§ **Record list**:
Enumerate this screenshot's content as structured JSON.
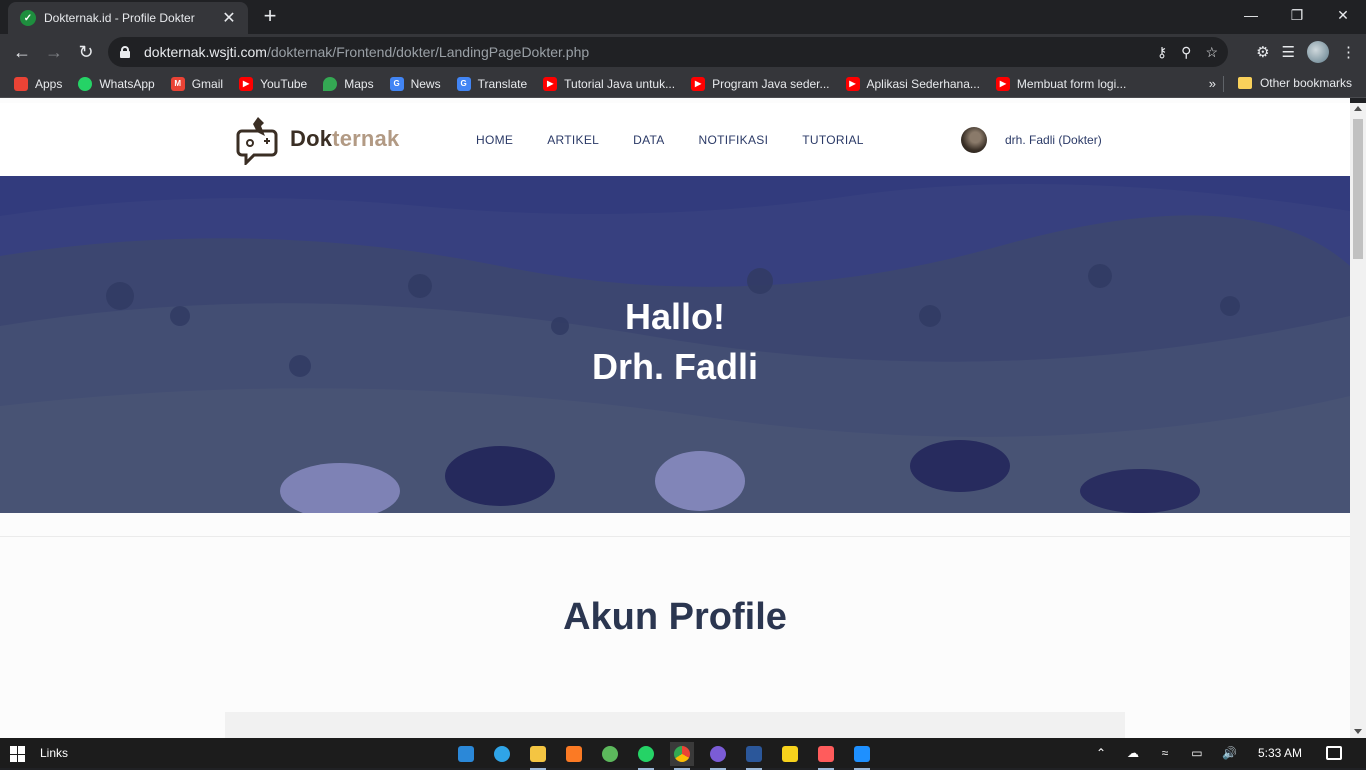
{
  "browser": {
    "tab_title": "Dokternak.id - Profile Dokter",
    "tab_close": "✕",
    "new_tab": "+",
    "url_host": "dokternak.wsjti.com",
    "url_path": "/dokternak/Frontend/dokter/LandingPageDokter.php",
    "bookmarks": [
      {
        "label": "Apps",
        "icon": "apps-grid-icon",
        "color": "#ea4335"
      },
      {
        "label": "WhatsApp",
        "icon": "whatsapp-icon",
        "color": "#25d366"
      },
      {
        "label": "Gmail",
        "icon": "gmail-icon",
        "color": "#ea4335"
      },
      {
        "label": "YouTube",
        "icon": "youtube-icon",
        "color": "#ff0000"
      },
      {
        "label": "Maps",
        "icon": "maps-icon",
        "color": "#34a853"
      },
      {
        "label": "News",
        "icon": "news-icon",
        "color": "#4285f4"
      },
      {
        "label": "Translate",
        "icon": "translate-icon",
        "color": "#4285f4"
      },
      {
        "label": "Tutorial Java untuk...",
        "icon": "youtube-icon",
        "color": "#ff0000"
      },
      {
        "label": "Program Java seder...",
        "icon": "youtube-icon",
        "color": "#ff0000"
      },
      {
        "label": "Aplikasi Sederhana...",
        "icon": "youtube-icon",
        "color": "#ff0000"
      },
      {
        "label": "Membuat form logi...",
        "icon": "youtube-icon",
        "color": "#ff0000"
      }
    ],
    "bookmarks_more": "»",
    "other_bookmarks": "Other bookmarks"
  },
  "site": {
    "logo_dark": "Dok",
    "logo_light": "ternak",
    "nav": [
      "HOME",
      "ARTIKEL",
      "DATA",
      "NOTIFIKASI",
      "TUTORIAL"
    ],
    "user_name": "drh. Fadli (Dokter)",
    "hero_line1": "Hallo!",
    "hero_line2": "Drh. Fadli",
    "section_title": "Akun Profile"
  },
  "taskbar": {
    "links_label": "Links",
    "time": "5:33 AM",
    "apps": [
      {
        "name": "tile-icon",
        "color": "#2b88d8"
      },
      {
        "name": "edge-icon",
        "color": "#2fa4e7"
      },
      {
        "name": "file-explorer-icon",
        "color": "#f4c542"
      },
      {
        "name": "xampp-icon",
        "color": "#fb7a24"
      },
      {
        "name": "terminal-icon",
        "color": "#5cb85c"
      },
      {
        "name": "whatsapp-icon",
        "color": "#25d366"
      },
      {
        "name": "chrome-icon",
        "color": "#fbbc05"
      },
      {
        "name": "app-icon",
        "color": "#7b5cd6"
      },
      {
        "name": "word-icon",
        "color": "#2b579a"
      },
      {
        "name": "sticky-notes-icon",
        "color": "#f7d21c"
      },
      {
        "name": "sublime-icon",
        "color": "#ff5c5c"
      },
      {
        "name": "media-player-icon",
        "color": "#1e90ff"
      }
    ]
  }
}
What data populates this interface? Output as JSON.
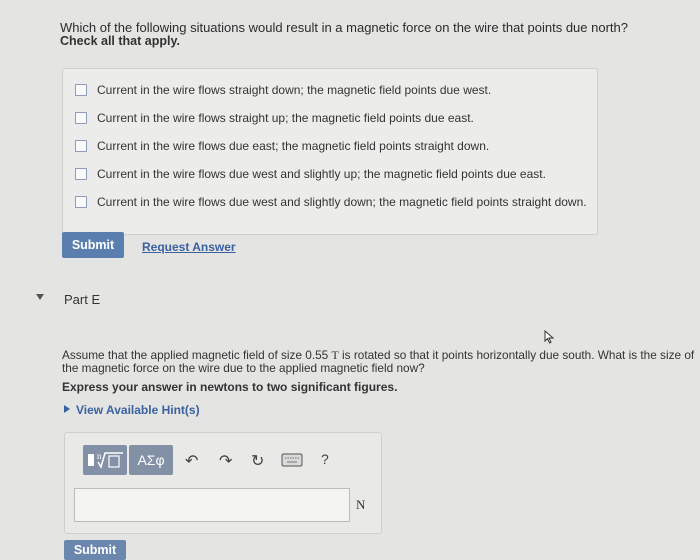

§ **Goal**: Transcribe the whole listing exactly. Pictures are excluded.

§ **Output for this exercise**:
Enumerate this screenshot's content as structured JSON.
{
  "browser": {
    "tab_title": "Dokternak.id - Profile Dokter",
    "tab_close": "✕",
    "new_tab": "+",
    "url_host": "dokternak.wsjti.com",
    "url_path": "/dokternak/Frontend/dokter/LandingPageDokter.php",
    "bookmarks": [
      {
        "label": "Apps",
        "icon": "apps-grid-icon",
        "color": "#ea4335"
      },
      {
        "label": "WhatsApp",
        "icon": "whatsapp-icon",
        "color": "#25d366"
      },
      {
        "label": "Gmail",
        "icon": "gmail-icon",
        "color": "#ea4335"
      },
      {
        "label": "YouTube",
        "icon": "youtube-icon",
        "color": "#ff0000"
      },
      {
        "label": "Maps",
        "icon": "maps-icon",
        "color": "#34a853"
      },
      {
        "label": "News",
        "icon": "news-icon",
        "color": "#4285f4"
      },
      {
        "label": "Translate",
        "icon": "translate-icon",
        "color": "#4285f4"
      },
      {
        "label": "Tutorial Java untuk...",
        "icon": "youtube-icon",
        "color": "#ff0000"
      },
      {
        "label": "Program Java seder...",
        "icon": "youtube-icon",
        "color": "#ff0000"
      },
      {
        "label": "Aplikasi Sederhana...",
        "icon": "youtube-icon",
        "color": "#ff0000"
      },
      {
        "label": "Membuat form logi...",
        "icon": "youtube-icon",
        "color": "#ff0000"
      }
    ],
    "bookmarks_more": "»",
    "other_bookmarks": "Other bookmarks"
  },
  "site": {
    "logo_dark": "Dok",
    "logo_light": "ternak",
    "nav": [
      "HOME",
      "ARTIKEL",
      "DATA",
      "NOTIFIKASI",
      "TUTORIAL"
    ],
    "user_name": "drh. Fadli (Dokter)",
    "hero_line1": "Hallo!",
    "hero_line2": "Drh. Fadli",
    "section_title": "Akun Profile"
  },
  "taskbar": {
    "links_label": "Links",
    "time": "5:33 AM",
    "apps": [
      {
        "name": "tile-icon",
        "color": "#2b88d8"
      },
      {
        "name": "edge-icon",
        "color": "#2fa4e7"
      },
      {
        "name": "file-explorer-icon",
        "color": "#f4c542"
      },
      {
        "name": "xampp-icon",
        "color": "#fb7a24"
      },
      {
        "name": "terminal-icon",
        "color": "#5cb85c"
      },
      {
        "name": "whatsapp-icon",
        "color": "#25d366"
      },
      {
        "name": "chrome-icon",
        "color": "#fbbc05"
      },
      {
        "name": "app-icon",
        "color": "#7b5cd6"
      },
      {
        "name": "word-icon",
        "color": "#2b579a"
      },
      {
        "name": "sticky-notes-icon",
        "color": "#f7d21c"
      },
      {
        "name": "sublime-icon",
        "color": "#ff5c5c"
      },
      {
        "name": "media-player-icon",
        "color": "#1e90ff"
      }
    ]
  }
}
What data populates this interface? Output as JSON.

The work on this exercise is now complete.